-------- Input for this task --------

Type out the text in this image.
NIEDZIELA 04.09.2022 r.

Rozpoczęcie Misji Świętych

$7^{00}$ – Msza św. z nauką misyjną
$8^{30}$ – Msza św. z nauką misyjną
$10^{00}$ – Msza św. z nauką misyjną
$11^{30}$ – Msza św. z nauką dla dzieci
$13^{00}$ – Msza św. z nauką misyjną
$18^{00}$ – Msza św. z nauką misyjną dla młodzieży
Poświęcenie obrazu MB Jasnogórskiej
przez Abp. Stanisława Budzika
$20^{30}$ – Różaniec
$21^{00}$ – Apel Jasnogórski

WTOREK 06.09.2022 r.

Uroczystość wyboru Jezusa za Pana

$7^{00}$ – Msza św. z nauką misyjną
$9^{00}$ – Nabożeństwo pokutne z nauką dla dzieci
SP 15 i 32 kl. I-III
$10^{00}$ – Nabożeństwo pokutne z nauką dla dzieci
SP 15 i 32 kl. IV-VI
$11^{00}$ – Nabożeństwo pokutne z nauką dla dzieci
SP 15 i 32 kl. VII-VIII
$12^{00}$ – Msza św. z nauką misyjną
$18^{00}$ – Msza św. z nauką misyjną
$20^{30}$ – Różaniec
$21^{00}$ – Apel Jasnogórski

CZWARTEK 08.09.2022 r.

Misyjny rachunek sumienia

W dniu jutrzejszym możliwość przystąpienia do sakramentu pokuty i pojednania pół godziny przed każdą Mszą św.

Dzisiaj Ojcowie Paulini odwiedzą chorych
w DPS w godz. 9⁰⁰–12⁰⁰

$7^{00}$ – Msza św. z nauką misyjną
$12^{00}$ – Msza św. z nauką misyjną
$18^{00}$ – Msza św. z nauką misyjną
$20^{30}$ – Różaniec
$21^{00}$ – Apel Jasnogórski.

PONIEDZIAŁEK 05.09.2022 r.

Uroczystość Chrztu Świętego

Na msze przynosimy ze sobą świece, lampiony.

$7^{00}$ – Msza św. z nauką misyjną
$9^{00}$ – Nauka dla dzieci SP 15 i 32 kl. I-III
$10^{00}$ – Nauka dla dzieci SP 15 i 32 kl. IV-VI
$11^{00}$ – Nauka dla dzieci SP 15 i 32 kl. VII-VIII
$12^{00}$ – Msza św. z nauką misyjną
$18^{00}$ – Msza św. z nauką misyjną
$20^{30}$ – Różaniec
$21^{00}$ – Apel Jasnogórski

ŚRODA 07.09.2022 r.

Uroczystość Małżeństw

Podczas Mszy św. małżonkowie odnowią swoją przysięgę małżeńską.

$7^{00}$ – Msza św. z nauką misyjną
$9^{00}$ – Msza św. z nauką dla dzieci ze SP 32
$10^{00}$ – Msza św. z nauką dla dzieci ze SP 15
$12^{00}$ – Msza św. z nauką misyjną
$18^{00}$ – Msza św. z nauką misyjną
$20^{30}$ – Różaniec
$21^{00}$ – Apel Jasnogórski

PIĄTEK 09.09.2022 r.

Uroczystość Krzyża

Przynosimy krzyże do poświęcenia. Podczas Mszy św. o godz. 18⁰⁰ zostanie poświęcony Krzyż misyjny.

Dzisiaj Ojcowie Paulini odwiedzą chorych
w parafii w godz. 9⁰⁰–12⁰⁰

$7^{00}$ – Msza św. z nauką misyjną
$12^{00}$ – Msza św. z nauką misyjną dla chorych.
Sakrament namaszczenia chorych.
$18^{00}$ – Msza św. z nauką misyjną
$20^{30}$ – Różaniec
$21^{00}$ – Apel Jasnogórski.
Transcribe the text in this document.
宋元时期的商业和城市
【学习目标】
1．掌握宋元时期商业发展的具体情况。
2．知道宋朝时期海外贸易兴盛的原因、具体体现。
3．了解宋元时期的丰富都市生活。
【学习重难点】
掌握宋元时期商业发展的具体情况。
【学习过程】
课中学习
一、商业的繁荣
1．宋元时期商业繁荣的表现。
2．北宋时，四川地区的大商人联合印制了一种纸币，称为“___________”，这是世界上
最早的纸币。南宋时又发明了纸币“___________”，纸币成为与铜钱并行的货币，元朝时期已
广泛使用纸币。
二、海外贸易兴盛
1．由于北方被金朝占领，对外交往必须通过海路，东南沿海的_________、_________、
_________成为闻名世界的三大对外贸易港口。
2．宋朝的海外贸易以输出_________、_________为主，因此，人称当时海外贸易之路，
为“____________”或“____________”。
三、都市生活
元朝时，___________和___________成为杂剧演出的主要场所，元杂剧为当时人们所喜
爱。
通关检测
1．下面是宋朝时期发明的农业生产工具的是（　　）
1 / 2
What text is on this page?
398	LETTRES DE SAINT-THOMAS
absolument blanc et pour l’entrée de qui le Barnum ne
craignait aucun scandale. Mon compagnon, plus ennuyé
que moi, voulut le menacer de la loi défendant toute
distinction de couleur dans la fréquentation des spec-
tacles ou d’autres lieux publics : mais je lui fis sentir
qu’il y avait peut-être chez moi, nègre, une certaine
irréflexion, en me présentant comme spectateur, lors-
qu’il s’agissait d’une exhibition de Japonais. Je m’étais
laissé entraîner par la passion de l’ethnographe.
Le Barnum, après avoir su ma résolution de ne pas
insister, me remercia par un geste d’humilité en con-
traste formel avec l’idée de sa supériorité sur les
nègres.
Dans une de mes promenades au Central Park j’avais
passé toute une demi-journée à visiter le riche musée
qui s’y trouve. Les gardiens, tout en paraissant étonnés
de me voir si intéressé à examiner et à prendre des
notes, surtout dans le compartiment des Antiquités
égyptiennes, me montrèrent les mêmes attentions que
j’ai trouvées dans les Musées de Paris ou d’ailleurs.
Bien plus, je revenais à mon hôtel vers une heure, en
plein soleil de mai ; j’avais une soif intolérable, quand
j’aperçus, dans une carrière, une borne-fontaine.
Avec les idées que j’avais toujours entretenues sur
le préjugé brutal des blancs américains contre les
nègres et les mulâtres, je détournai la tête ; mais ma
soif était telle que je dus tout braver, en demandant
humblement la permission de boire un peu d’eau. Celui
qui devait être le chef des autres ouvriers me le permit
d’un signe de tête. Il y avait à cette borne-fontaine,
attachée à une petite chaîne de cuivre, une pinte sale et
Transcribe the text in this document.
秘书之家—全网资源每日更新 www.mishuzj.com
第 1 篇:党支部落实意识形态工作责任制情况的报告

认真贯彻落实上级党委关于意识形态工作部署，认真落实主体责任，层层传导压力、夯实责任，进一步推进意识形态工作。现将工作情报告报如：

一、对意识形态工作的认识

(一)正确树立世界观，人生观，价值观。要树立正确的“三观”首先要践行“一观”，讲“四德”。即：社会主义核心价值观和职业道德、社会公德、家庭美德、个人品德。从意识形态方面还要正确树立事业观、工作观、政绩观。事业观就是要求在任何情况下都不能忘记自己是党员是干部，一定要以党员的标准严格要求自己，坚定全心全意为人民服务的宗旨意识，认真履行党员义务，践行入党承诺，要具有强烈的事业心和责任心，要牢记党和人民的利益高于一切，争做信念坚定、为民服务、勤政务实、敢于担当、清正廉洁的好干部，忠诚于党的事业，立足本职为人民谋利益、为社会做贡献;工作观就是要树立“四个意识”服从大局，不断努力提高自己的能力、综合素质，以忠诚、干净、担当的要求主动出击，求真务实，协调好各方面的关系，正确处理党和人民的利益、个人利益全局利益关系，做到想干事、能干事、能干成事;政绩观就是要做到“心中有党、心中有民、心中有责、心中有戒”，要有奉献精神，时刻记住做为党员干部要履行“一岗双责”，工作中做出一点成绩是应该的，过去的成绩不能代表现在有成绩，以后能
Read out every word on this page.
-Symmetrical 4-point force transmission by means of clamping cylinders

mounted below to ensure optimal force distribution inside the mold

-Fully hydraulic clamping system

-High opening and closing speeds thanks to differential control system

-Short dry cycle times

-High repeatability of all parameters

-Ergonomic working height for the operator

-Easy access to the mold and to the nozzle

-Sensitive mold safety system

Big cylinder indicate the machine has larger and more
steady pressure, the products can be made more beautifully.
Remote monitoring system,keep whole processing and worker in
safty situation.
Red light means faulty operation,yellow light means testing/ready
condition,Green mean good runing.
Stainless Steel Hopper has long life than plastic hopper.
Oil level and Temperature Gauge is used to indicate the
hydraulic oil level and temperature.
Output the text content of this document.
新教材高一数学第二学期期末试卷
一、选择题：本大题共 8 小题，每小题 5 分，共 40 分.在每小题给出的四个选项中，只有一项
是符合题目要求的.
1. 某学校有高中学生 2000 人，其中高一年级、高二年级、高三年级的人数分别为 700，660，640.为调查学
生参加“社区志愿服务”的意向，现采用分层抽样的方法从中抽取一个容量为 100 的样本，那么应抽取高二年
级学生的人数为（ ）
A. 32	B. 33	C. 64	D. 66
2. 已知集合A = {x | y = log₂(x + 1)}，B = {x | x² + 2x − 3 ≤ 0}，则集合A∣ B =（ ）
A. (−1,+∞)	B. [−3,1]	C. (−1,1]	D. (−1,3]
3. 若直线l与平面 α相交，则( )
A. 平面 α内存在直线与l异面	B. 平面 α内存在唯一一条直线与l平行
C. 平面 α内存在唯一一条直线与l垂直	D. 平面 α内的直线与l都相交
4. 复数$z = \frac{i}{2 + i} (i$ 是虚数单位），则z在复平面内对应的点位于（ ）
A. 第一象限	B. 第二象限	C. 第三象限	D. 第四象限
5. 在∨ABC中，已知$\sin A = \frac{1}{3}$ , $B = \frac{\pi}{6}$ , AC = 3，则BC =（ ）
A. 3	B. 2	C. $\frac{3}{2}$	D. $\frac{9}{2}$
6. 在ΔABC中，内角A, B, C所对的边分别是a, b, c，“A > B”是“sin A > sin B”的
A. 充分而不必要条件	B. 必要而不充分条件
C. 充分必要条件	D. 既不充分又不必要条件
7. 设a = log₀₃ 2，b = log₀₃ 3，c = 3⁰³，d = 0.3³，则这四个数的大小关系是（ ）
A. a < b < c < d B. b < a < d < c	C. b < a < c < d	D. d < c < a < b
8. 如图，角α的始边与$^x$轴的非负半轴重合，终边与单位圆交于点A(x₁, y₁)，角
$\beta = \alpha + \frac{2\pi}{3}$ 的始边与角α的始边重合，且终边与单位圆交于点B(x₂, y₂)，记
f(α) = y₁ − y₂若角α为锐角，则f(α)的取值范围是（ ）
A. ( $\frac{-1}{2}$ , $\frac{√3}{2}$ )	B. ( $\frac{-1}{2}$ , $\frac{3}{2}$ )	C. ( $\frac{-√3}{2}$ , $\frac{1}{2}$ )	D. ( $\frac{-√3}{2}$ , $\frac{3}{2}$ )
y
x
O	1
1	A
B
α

--------

● **Aim**
Filter the listing for the word "toute" and copy every line that holds it.

● **Answer below**
que moi, voulut le menacer de la loi défendant toute
passé toute une demi-journée à visiter le riche musée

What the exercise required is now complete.